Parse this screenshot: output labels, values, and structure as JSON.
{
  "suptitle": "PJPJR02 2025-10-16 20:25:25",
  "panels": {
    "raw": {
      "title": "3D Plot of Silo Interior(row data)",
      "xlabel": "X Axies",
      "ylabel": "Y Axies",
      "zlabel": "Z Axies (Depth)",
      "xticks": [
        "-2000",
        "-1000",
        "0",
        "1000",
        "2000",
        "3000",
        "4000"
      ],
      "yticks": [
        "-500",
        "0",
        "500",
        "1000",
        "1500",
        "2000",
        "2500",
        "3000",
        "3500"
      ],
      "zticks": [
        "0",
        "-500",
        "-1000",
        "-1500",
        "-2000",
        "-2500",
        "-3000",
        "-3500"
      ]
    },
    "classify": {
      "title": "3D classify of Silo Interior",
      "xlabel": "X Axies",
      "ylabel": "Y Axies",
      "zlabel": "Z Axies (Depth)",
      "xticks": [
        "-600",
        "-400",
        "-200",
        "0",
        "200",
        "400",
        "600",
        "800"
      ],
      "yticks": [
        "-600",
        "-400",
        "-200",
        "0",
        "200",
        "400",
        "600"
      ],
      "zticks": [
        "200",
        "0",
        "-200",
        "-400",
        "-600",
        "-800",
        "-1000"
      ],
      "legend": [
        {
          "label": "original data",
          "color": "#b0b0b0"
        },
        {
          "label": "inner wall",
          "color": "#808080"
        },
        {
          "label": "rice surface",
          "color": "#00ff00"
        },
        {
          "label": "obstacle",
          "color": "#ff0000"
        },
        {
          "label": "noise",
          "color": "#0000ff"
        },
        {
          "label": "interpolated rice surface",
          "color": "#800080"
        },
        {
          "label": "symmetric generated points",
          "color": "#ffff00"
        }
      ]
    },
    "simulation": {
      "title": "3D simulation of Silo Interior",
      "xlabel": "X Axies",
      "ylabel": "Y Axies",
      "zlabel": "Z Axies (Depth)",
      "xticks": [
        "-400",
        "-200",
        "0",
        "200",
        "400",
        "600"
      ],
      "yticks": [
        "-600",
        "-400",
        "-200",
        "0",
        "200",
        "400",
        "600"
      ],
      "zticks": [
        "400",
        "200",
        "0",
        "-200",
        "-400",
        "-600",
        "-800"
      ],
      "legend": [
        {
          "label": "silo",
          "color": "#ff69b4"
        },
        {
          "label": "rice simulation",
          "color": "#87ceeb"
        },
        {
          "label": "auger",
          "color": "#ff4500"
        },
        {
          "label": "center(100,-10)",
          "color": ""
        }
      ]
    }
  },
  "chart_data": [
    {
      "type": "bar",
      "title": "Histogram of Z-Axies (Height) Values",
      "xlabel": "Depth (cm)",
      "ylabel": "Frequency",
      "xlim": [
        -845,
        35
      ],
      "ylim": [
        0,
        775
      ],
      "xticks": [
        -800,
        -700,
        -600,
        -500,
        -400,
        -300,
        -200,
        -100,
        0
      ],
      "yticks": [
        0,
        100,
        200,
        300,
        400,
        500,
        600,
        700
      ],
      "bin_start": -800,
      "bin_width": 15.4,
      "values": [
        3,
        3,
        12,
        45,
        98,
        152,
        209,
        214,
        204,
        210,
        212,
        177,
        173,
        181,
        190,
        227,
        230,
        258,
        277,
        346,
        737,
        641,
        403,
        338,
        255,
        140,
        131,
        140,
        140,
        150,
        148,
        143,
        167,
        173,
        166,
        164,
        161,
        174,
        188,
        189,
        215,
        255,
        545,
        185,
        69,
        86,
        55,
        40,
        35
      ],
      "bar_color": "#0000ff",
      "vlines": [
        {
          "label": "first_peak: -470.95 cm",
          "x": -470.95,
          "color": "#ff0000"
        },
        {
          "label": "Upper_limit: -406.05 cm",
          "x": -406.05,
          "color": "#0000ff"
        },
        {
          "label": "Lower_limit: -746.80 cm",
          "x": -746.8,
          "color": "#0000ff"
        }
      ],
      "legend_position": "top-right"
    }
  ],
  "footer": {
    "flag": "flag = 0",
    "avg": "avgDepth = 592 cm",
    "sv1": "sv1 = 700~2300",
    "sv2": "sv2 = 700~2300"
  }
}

» **TASK**: Copy each entry exactly, with nothing added or dropped.

» **SOLUTION TO THE EXERCISE**:
Parse this screenshot: output labels, values, and structure as JSON.
{
  "suptitle": "PJPJR02 2025-10-16 20:25:25",
  "panels": {
    "raw": {
      "title": "3D Plot of Silo Interior(row data)",
      "xlabel": "X Axies",
      "ylabel": "Y Axies",
      "zlabel": "Z Axies (Depth)",
      "xticks": [
        "-2000",
        "-1000",
        "0",
        "1000",
        "2000",
        "3000",
        "4000"
      ],
      "yticks": [
        "-500",
        "0",
        "500",
        "1000",
        "1500",
        "2000",
        "2500",
        "3000",
        "3500"
      ],
      "zticks": [
        "0",
        "-500",
        "-1000",
        "-1500",
        "-2000",
        "-2500",
        "-3000",
        "-3500"
      ]
    },
    "classify": {
      "title": "3D classify of Silo Interior",
      "xlabel": "X Axies",
      "ylabel": "Y Axies",
      "zlabel": "Z Axies (Depth)",
      "xticks": [
        "-600",
        "-400",
        "-200",
        "0",
        "200",
        "400",
        "600",
        "800"
      ],
      "yticks": [
        "-600",
        "-400",
        "-200",
        "0",
        "200",
        "400",
        "600"
      ],
      "zticks": [
        "200",
        "0",
        "-200",
        "-400",
        "-600",
        "-800",
        "-1000"
      ],
      "legend": [
        {
          "label": "original data",
          "color": "#b0b0b0"
        },
        {
          "label": "inner wall",
          "color": "#808080"
        },
        {
          "label": "rice surface",
          "color": "#00ff00"
        },
        {
          "label": "obstacle",
          "color": "#ff0000"
        },
        {
          "label": "noise",
          "color": "#0000ff"
        },
        {
          "label": "interpolated rice surface",
          "color": "#800080"
        },
        {
          "label": "symmetric generated points",
          "color": "#ffff00"
        }
      ]
    },
    "simulation": {
      "title": "3D simulation of Silo Interior",
      "xlabel": "X Axies",
      "ylabel": "Y Axies",
      "zlabel": "Z Axies (Depth)",
      "xticks": [
        "-400",
        "-200",
        "0",
        "200",
        "400",
        "600"
      ],
      "yticks": [
        "-600",
        "-400",
        "-200",
        "0",
        "200",
        "400",
        "600"
      ],
      "zticks": [
        "400",
        "200",
        "0",
        "-200",
        "-400",
        "-600",
        "-800"
      ],
      "legend": [
        {
          "label": "silo",
          "color": "#ff69b4"
        },
        {
          "label": "rice simulation",
          "color": "#87ceeb"
        },
        {
          "label": "auger",
          "color": "#ff4500"
        },
        {
          "label": "center(100,-10)",
          "color": ""
        }
      ]
    }
  },
  "chart_data": [
    {
      "type": "bar",
      "title": "Histogram of Z-Axies (Height) Values",
      "xlabel": "Depth (cm)",
      "ylabel": "Frequency",
      "xlim": [
        -845,
        35
      ],
      "ylim": [
        0,
        775
      ],
      "xticks": [
        -800,
        -700,
        -600,
        -500,
        -400,
        -300,
        -200,
        -100,
        0
      ],
      "yticks": [
        0,
        100,
        200,
        300,
        400,
        500,
        600,
        700
      ],
      "bin_start": -800,
      "bin_width": 15.4,
      "values": [
        3,
        3,
        12,
        45,
        98,
        152,
        209,
        214,
        204,
        210,
        212,
        177,
        173,
        181,
        190,
        227,
        230,
        258,
        277,
        346,
        737,
        641,
        403,
        338,
        255,
        140,
        131,
        140,
        140,
        150,
        148,
        143,
        167,
        173,
        166,
        164,
        161,
        174,
        188,
        189,
        215,
        255,
        545,
        185,
        69,
        86,
        55,
        40,
        35
      ],
      "bar_color": "#0000ff",
      "vlines": [
        {
          "label": "first_peak: -470.95 cm",
          "x": -470.95,
          "color": "#ff0000"
        },
        {
          "label": "Upper_limit: -406.05 cm",
          "x": -406.05,
          "color": "#0000ff"
        },
        {
          "label": "Lower_limit: -746.80 cm",
          "x": -746.8,
          "color": "#0000ff"
        }
      ],
      "legend_position": "top-right"
    }
  ],
  "footer": {
    "flag": "flag = 0",
    "avg": "avgDepth = 592 cm",
    "sv1": "sv1 = 700~2300",
    "sv2": "sv2 = 700~2300"
  }
}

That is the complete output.